++++ Data lines
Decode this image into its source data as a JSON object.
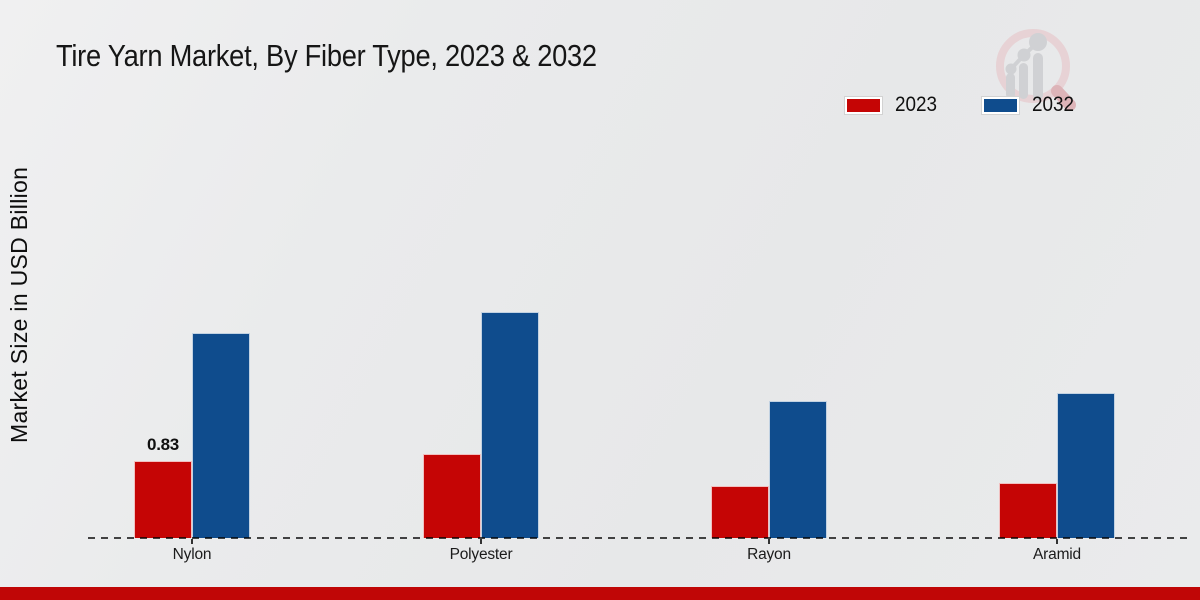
{
  "title": "Tire Yarn Market, By Fiber Type, 2023 & 2032",
  "y_axis_label": "Market Size in USD Billion",
  "legend": {
    "items": [
      {
        "label": "2023",
        "color": "#c50505"
      },
      {
        "label": "2032",
        "color": "#0f4c8d"
      }
    ]
  },
  "footer": {
    "accent_color": "#c00606"
  },
  "logo": {
    "name": "magnifier-bar-chart-watermark"
  },
  "chart_data": {
    "type": "bar",
    "title": "Tire Yarn Market, By Fiber Type, 2023 & 2032",
    "xlabel": "",
    "ylabel": "Market Size in USD Billion",
    "categories": [
      "Nylon",
      "Polyester",
      "Rayon",
      "Aramid"
    ],
    "series": [
      {
        "name": "2023",
        "color": "#c50505",
        "values": [
          0.83,
          0.91,
          0.56,
          0.59
        ]
      },
      {
        "name": "2032",
        "color": "#0f4c8d",
        "values": [
          2.21,
          2.44,
          1.48,
          1.56
        ]
      }
    ],
    "annotations": [
      {
        "category": "Nylon",
        "series": "2023",
        "text": "0.83"
      }
    ],
    "ylim": [
      0,
      2.6
    ],
    "grid": false,
    "legend_position": "top-right",
    "baseline_style": "dashed"
  }
}
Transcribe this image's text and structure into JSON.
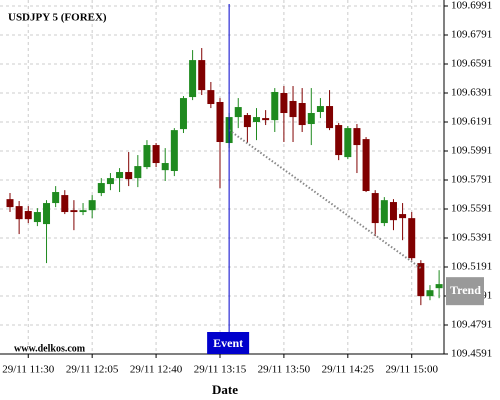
{
  "chart_data": {
    "type": "candlestick",
    "title": "USDJPY 5 (FOREX)",
    "x_label": "Date",
    "watermark": "www.delkos.com",
    "categories": [
      null,
      null,
      "29/11 11:30",
      null,
      null,
      null,
      null,
      null,
      null,
      "29/11 12:05",
      null,
      null,
      null,
      null,
      null,
      null,
      "29/11 12:40",
      null,
      null,
      null,
      null,
      null,
      null,
      "29/11 13:15",
      null,
      null,
      null,
      null,
      null,
      null,
      "29/11 13:50",
      null,
      null,
      null,
      null,
      null,
      null,
      "29/11 14:25",
      null,
      null,
      null,
      null,
      null,
      null,
      "29/11 15:00",
      null,
      null,
      null
    ],
    "open": [
      109.5659,
      109.5611,
      109.5577,
      109.5501,
      109.5487,
      109.5632,
      109.5687,
      109.5583,
      109.557,
      109.5583,
      109.5701,
      109.5763,
      109.5804,
      109.5846,
      109.5804,
      109.588,
      109.6032,
      109.5859,
      109.5853,
      109.6142,
      109.6363,
      109.6618,
      109.6411,
      109.6329,
      109.6046,
      109.6225,
      109.6239,
      109.6191,
      109.6218,
      109.6204,
      109.6391,
      109.6336,
      109.6322,
      109.6177,
      109.626,
      109.6301,
      109.617,
      109.5949,
      109.6149,
      109.6073,
      109.5701,
      109.5494,
      109.5639,
      109.5556,
      109.5528,
      109.5218,
      109.499,
      109.5045
    ],
    "high": [
      109.5701,
      109.5646,
      109.5611,
      109.5597,
      109.5652,
      109.5749,
      109.5721,
      109.5652,
      109.5632,
      109.5687,
      109.5804,
      109.5839,
      109.5873,
      109.5984,
      109.5963,
      109.6066,
      109.6046,
      109.6011,
      109.6149,
      109.637,
      109.6687,
      109.6701,
      109.6467,
      109.6356,
      109.6253,
      109.6356,
      109.6253,
      109.6287,
      109.6273,
      109.6425,
      109.6439,
      109.6439,
      109.6425,
      109.6425,
      109.6356,
      109.6411,
      109.6184,
      109.6163,
      109.6177,
      109.6087,
      109.5721,
      109.5673,
      109.5659,
      109.5632,
      109.557,
      109.5238,
      109.5066,
      109.5169
    ],
    "low": [
      109.557,
      109.5418,
      109.5494,
      109.5473,
      109.5218,
      109.5604,
      109.5556,
      109.5445,
      109.5549,
      109.5528,
      109.568,
      109.5721,
      109.5708,
      109.5749,
      109.5742,
      109.5866,
      109.588,
      109.5784,
      109.5818,
      109.6115,
      109.6342,
      109.6377,
      109.6287,
      109.5735,
      109.6011,
      109.6149,
      109.6046,
      109.6066,
      109.617,
      109.6122,
      109.6053,
      109.6053,
      109.6122,
      109.6032,
      109.6218,
      109.6135,
      109.5928,
      109.5935,
      109.5839,
      109.5708,
      109.5404,
      109.5473,
      109.5445,
      109.5376,
      109.5238,
      109.4928,
      109.4962,
      109.4976
    ],
    "close": [
      109.5604,
      109.5521,
      109.5521,
      109.557,
      109.5632,
      109.5708,
      109.557,
      109.557,
      109.5583,
      109.5652,
      109.577,
      109.5804,
      109.5846,
      109.5797,
      109.5887,
      109.6032,
      109.5908,
      109.5908,
      109.6135,
      109.6356,
      109.6618,
      109.6411,
      109.6315,
      109.6053,
      109.6225,
      109.6294,
      109.6156,
      109.6225,
      109.6204,
      109.6398,
      109.6253,
      109.6225,
      109.617,
      109.6253,
      109.6301,
      109.6149,
      109.5963,
      109.6149,
      109.6032,
      109.5715,
      109.5494,
      109.5652,
      109.5514,
      109.5528,
      109.5252,
      109.499,
      109.5031,
      109.5073
    ],
    "up_color": "#1f8a1f",
    "down_color": "#800000",
    "ylim": [
      109.4591,
      109.6991
    ],
    "yticks": [
      109.4591,
      109.4791,
      109.4991,
      109.5191,
      109.5391,
      109.5591,
      109.5791,
      109.5991,
      109.6191,
      109.6391,
      109.6591,
      109.6791,
      109.6991
    ],
    "grid": true,
    "event": {
      "label": "Event",
      "index": 24,
      "color": "#0000cc"
    },
    "trend": {
      "label": "Trend",
      "from": [
        24,
        109.6135
      ],
      "to": [
        45,
        109.5183
      ],
      "color": "#888888"
    }
  }
}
++++++++
» **Problem statement**: Copy out every line holding the string "JSON".

» **Worked solution**:
Decode this image into its source data as a JSON object.
Transcribe this image's text and structure into JSON.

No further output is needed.